In the entries, find all lines that hold the word "myös" and copy them.
## Begin PROVIDED ENTRIES
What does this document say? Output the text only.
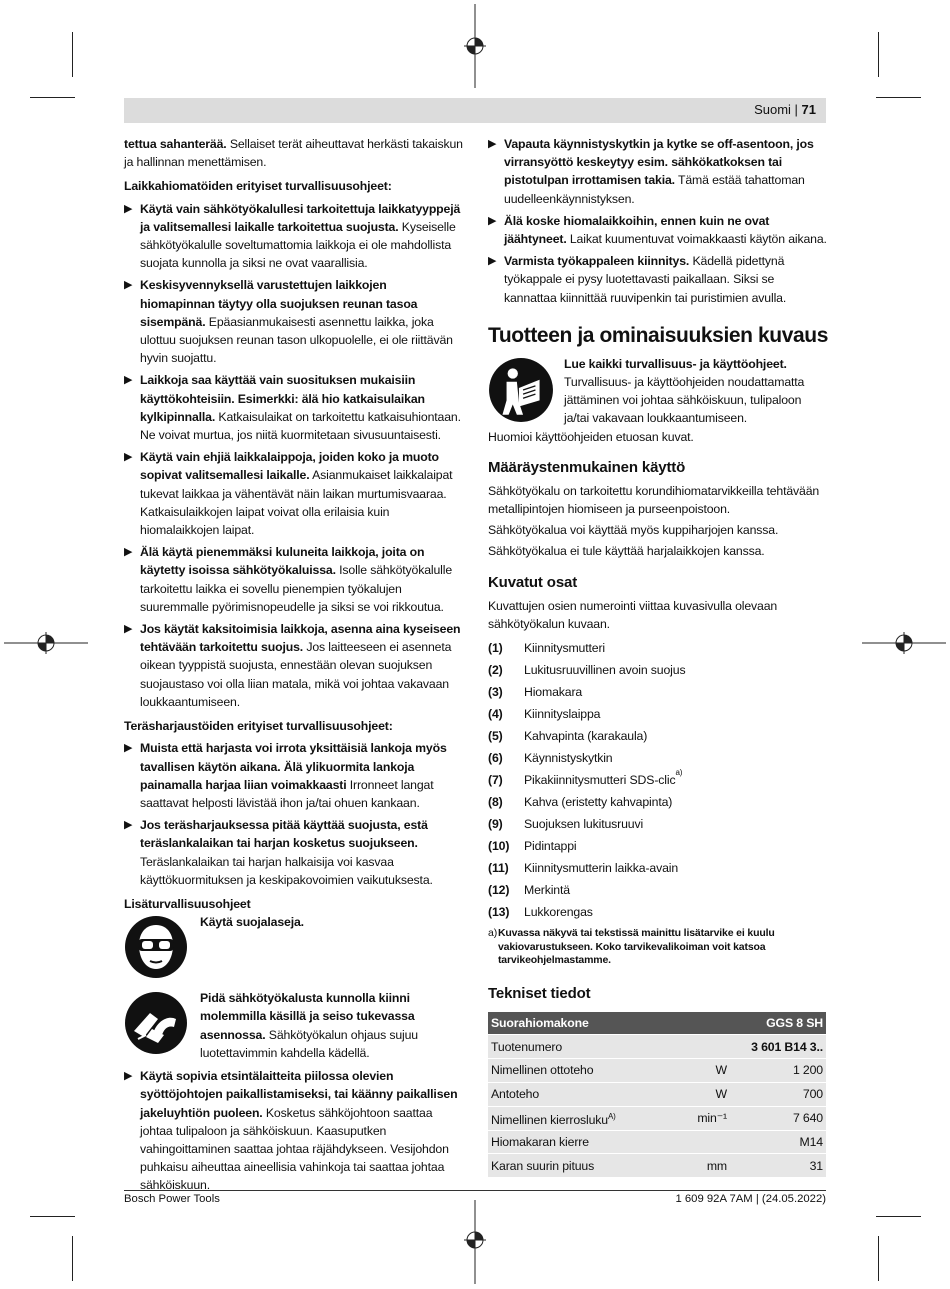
Suomi | 71

tettua sahanterää. Sellaiset terät aiheuttavat herkästi takaiskun ja hallinnan menettämisen.

Laikkahiomatöiden erityiset turvallisuusohjeet:

▶ Käytä vain sähkötyökalullesi tarkoitettuja laikkatyyppejä ja valitsemallesi laikalle tarkoitettua suojusta. Kyseiselle sähkötyökalulle soveltumattomia laikkoja ei ole mahdollista suojata kunnolla ja siksi ne ovat vaarallisia.

▶ Keskisyvennyksellä varustettujen laikkojen hiomapinnan täytyy olla suojuksen reunan tasoa sisempänä. Epäasianmukaisesti asennettu laikka, joka ulottuu suojuksen reunan tason ulkopuolelle, ei ole riittävän hyvin suojattu.

▶ Laikkoja saa käyttää vain suosituksen mukaisiin käyttökohteisiin. Esimerkki: älä hio katkaisulaikan kylkipinnalla. Katkaisulaikat on tarkoitettu katkaisuhiontaan. Ne voivat murtua, jos niitä kuormitetaan sivusuuntaisesti.

▶ Käytä vain ehjiä laikkalaippoja, joiden koko ja muoto sopivat valitsemallesi laikalle. Asianmukaiset laikkalaipat tukevat laikkaa ja vähentävät näin laikan murtumisvaaraa. Katkaisulaikkojen laipat voivat olla erilaisia kuin hiomalaikkojen laipat.

▶ Älä käytä pienemmäksi kuluneita laikkoja, joita on käytetty isoissa sähkötyökaluissa. Isolle sähkötyökalulle tarkoitettu laikka ei sovellu pienempien työkalujen suuremmalle pyörimisnopeudelle ja siksi se voi rikkoutua.

▶ Jos käytät kaksitoimisia laikkoja, asenna aina kyseiseen tehtävään tarkoitettu suojus. Jos laitteeseen ei asenneta oikean tyyppistä suojusta, ennestään olevan suojuksen suojaustaso voi olla liian matala, mikä voi johtaa vakavaan loukkaantumiseen.

Teräsharjaustöiden erityiset turvallisuusohjeet:

▶ Muista että harjasta voi irrota yksittäisiä lankoja myös tavallisen käytön aikana. Älä ylikuormita lankoja painamalla harjaa liian voimakkaasti Irronneet langat saattavat helposti lävistää ihon ja/tai ohuen kankaan.

▶ Jos teräsharjauksessa pitää käyttää suojusta, estä teräslankalaikan tai harjan kosketus suojukseen. Teräslankalaikan tai harjan halkaisija voi kasvaa käyttökuormituksen ja keskipakovoimien vaikutuksesta.

Lisäturvallisuusohjeet

Käytä suojalaseja.

Pidä sähkötyökalusta kunnolla kiinni molemmilla käsillä ja seiso tukevassa asennossa. Sähkötyökalun ohjaus sujuu luotettavimmin kahdella kädellä.

▶ Käytä sopivia etsintälaitteita piilossa olevien syöttöjohtojen paikallistamiseksi, tai käänny paikallisen jakeluyhtiön puoleen. Kosketus sähköjohtoon saattaa johtaa tulipaloon ja sähköiskuun. Kaasuputken vahingoittaminen saattaa johtaa räjähdykseen. Vesijohdon puhkaisu aiheuttaa aineellisia vahinkoja tai saattaa johtaa sähköiskuun.

▶ Vapauta käynnistyskytkin ja kytke se off-asentoon, jos virransyöttö keskeytyy esim. sähkökatkoksen tai pistotulpan irrottamisen takia. Tämä estää tahattoman uudelleenkäynnistyksen.

▶ Älä koske hiomalaikkoihin, ennen kuin ne ovat jäähtyneet. Laikat kuumentuvat voimakkaasti käytön aikana.

▶ Varmista työkappaleen kiinnitys. Kädellä pidettynä työkappale ei pysy luotettavasti paikallaan. Siksi se kannattaa kiinnittää ruuvipenkin tai puristimien avulla.

Tuotteen ja ominaisuuksien kuvaus

Lue kaikki turvallisuus- ja käyttöohjeet. Turvallisuus- ja käyttöohjeiden noudattamatta jättäminen voi johtaa sähköiskuun, tulipaloon ja/tai vakavaan loukkaantumiseen.

Huomioi käyttöohjeiden etuosan kuvat.

Määräystenmukainen käyttö

Sähkötyökalu on tarkoitettu korundihiomatarvikkeilla tehtävään metallipintojen hiomiseen ja purseenpoistoon.

Sähkötyökalua voi käyttää myös kuppiharjojen kanssa.

Sähkötyökalua ei tule käyttää harjalaikkojen kanssa.

Kuvatut osat

Kuvattujen osien numerointi viittaa kuvasivulla olevaan sähkötyökalun kuvaan.

(1)	Kiinnitysmutteri
(2)	Lukitusruuvillinen avoin suojus
(3)	Hiomakara
(4)	Kiinnityslaippa
(5)	Kahvapinta (karakaula)
(6)	Käynnistyskytkin
(7)	Pikakiinnitysmutteri SDS-clic
a)
(8)	Kahva (eristetty kahvapinta)
(9)	Suojuksen lukitusruuvi
(10)	Pidintappi
(11)	Kiinnitysmutterin laikka-avain
(12)	Merkintä
(13)	Lukkorengas
a) Kuvassa näkyvä tai tekstissä mainittu lisätarvike ei kuulu vakiovarustukseen. Koko tarvikevalikoiman voit katsoa tarvikeohjelmastamme.

Tekniset tiedot

Suorahiomakone		GGS 8 SH
Tuotenumero		3 601 B14 3..
Nimellinen ottoteho	W	1 200
Antoteho	W	700
Nimellinen kierrosluku$^{A)}$	min⁻¹	7 640
Hiomakaran kierre		M14
Karan suurin pituus	mm	31
Bosch Power Tools	1 609 92A 7AM | (24.05.2022)
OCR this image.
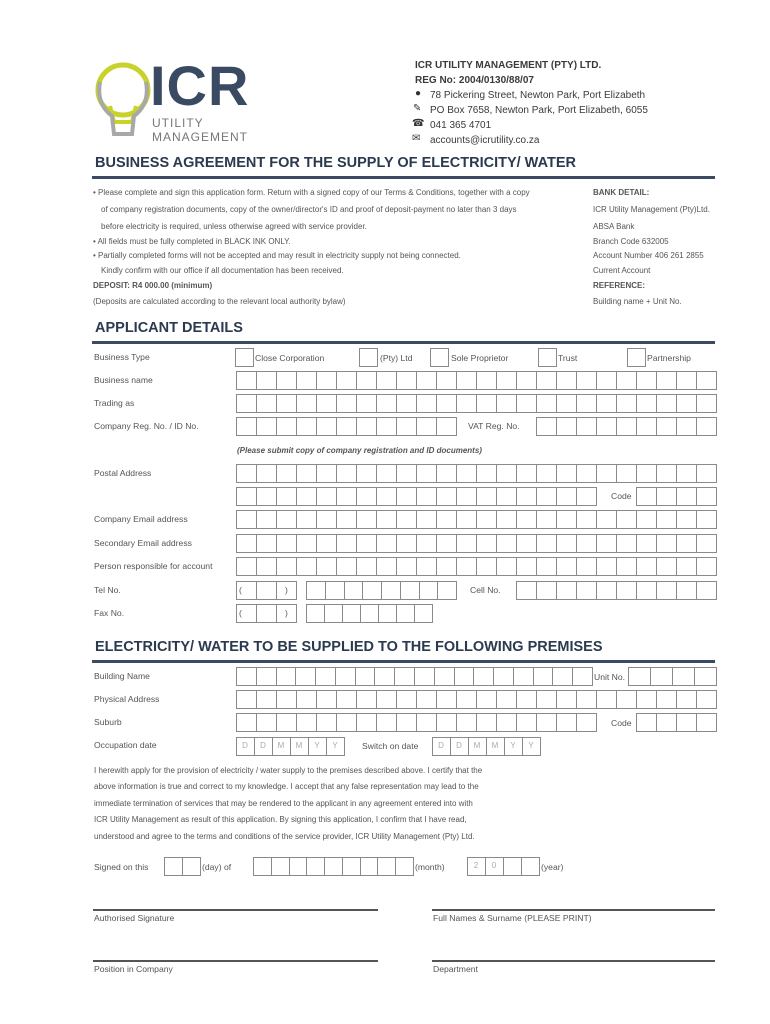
ICR
UTILITY
MANAGEMENT
ICR UTILITY MANAGEMENT (PTY) LTD.
REG No: 2004/0130/88/07
● 78 Pickering Street, Newton Park, Port Elizabeth
✎ PO Box 7658, Newton Park, Port Elizabeth, 6055
☎ 041 365 4701
✉ accounts@icrutility.co.za
BUSINESS AGREEMENT FOR THE SUPPLY OF ELECTRICITY/ WATER
• Please complete and sign this application form. Return with a signed copy of our Terms & Conditions, together with a copy
of company registration documents, copy of the owner/director's ID and proof of deposit-payment no later than 3 days
before electricity is required, unless otherwise agreed with service provider.
• All fields must be fully completed in BLACK INK ONLY.
• Partially completed forms will not be accepted and may result in electricity supply not being connected.
Kindly confirm with our office if all documentation has been received.
DEPOSIT: R4 000.00 (minimum)
(Deposits are calculated according to the relevant local authority bylaw)
BANK DETAIL:
ICR Utility Management (Pty)Ltd.
ABSA Bank
Branch Code 632005
Account Number 406 261 2855
Current Account
REFERENCE:
Building name + Unit No.
APPLICANT DETAILS
Business Type	Close Corporation	(Pty) Ltd	Sole Proprietor	Trust	Partnership
Business name
Trading as
Company Reg. No. / ID No.	VAT Reg. No.
(Please submit copy of company registration and ID documents)
Postal Address
Code
Company Email address
Secondary Email address
Person responsible for account
Tel No.	(	)	Cell No.
Fax No.	(	)
ELECTRICITY/ WATER TO BE SUPPLIED TO THE FOLLOWING PREMISES
Building Name	Unit No.
Physical Address
Suburb	Code
Occupation date	D	D	M	M	Y	Y	Switch on date	D	D	M	M	Y	Y
I herewith apply for the provision of electricity / water supply to the premises described above. I certify that the
above information is true and correct to my knowledge. I accept that any false representation may lead to the
immediate termination of services that may be rendered to the applicant in any agreement entered into with
ICR Utility Management as result of this application. By signing this application, I confirm that I have read,
understood and agree to the terms and conditions of the service provider, ICR Utility Management (Pty) Ltd.
Signed on this	(day) of	(month)	2	0	(year)
Authorised Signature	Full Names & Surname (PLEASE PRINT)
Position in Company	Department
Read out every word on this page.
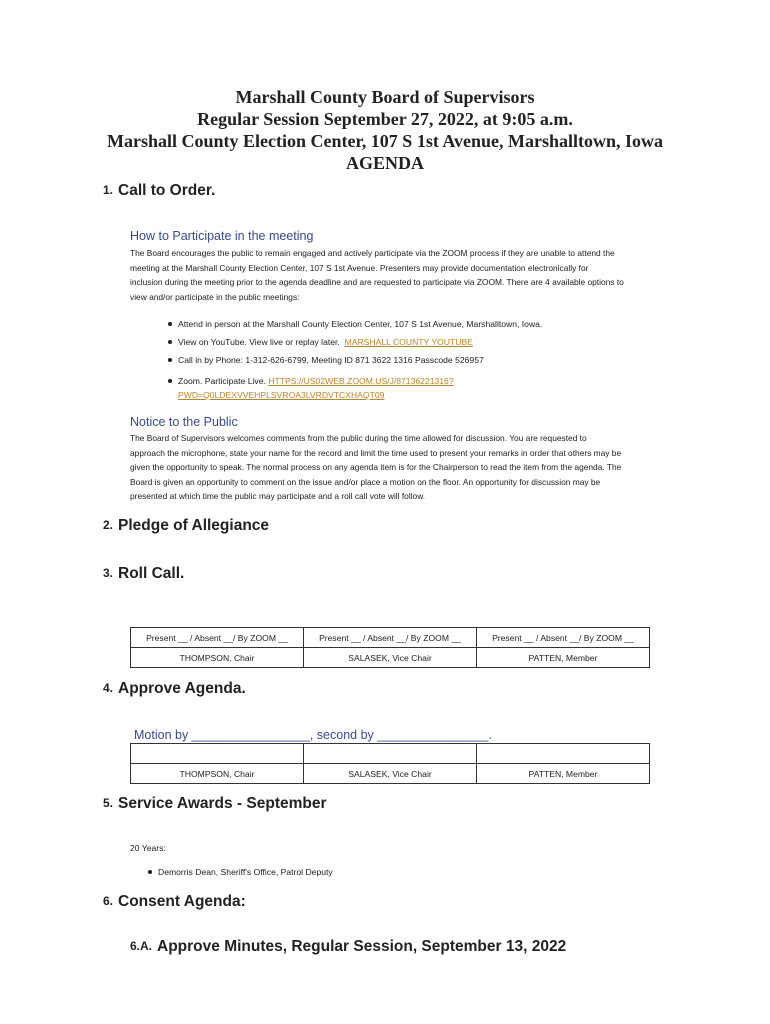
Marshall County Board of Supervisors
Regular Session September 27, 2022, at 9:05 a.m.
Marshall County Election Center, 107 S 1st Avenue, Marshalltown, Iowa
AGENDA
1. Call to Order.
How to Participate in the meeting
The Board encourages the public to remain engaged and actively participate via the ZOOM process if they are unable to attend the
meeting at the Marshall County Election Center, 107 S 1st Avenue. Presenters may provide documentation electronically for
inclusion during the meeting prior to the agenda deadline and are requested to participate via ZOOM. There are 4 available options to
view and/or participate in the public meetings:
Attend in person at the Marshall County Election Center, 107 S 1st Avenue, Marshalltown, Iowa.
View on YouTube. View live or replay later. MARSHALL COUNTY YOUTUBE
Call in by Phone: 1-312-626-6799, Meeting ID 871 3622 1316 Passcode 526957
Zoom. Participate Live. HTTPS://US02WEB.ZOOM.US/J/87136221316?
PWD=Q0LDEXVVEHPLSVROA3LVRDVTCXHAQT09
Notice to the Public
The Board of Supervisors welcomes comments from the public during the time allowed for discussion. You are requested to
approach the microphone, state your name for the record and limit the time used to present your remarks in order that others may be
given the opportunity to speak. The normal process on any agenda item is for the Chairperson to read the item from the agenda. The
Board is given an opportunity to comment on the issue and/or place a motion on the floor. An opportunity for discussion may be
presented at which time the public may participate and a roll call vote will follow.
2. Pledge of Allegiance
3. Roll Call.
Present __ / Absent __/ By ZOOM __	Present __ / Absent __/ By ZOOM __	Present __ / Absent __/ By ZOOM __
THOMPSON, Chair	SALASEK, Vice Chair	PATTEN, Member
4. Approve Agenda.
Motion by _________________, second by ________________.

THOMPSON, Chair	SALASEK, Vice Chair	PATTEN, Member
5. Service Awards - September
20 Years:
Demorris Dean, Sheriff's Office, Patrol Deputy
6. Consent Agenda:
6.A. Approve Minutes, Regular Session, September 13, 2022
## End PROVIDED ENTRIES
### SOLUTION:
▶ Muista että harjasta voi irrota yksittäisiä lankoja myös tavallisen käytön aikana. Älä ylikuormita lankoja painamalla harjaa liian voimakkaasti Irronneet langat saattavat helposti lävistää ihon ja/tai ohuen kankaan.
Sähkötyökalua voi käyttää myös kuppiharjojen kanssa.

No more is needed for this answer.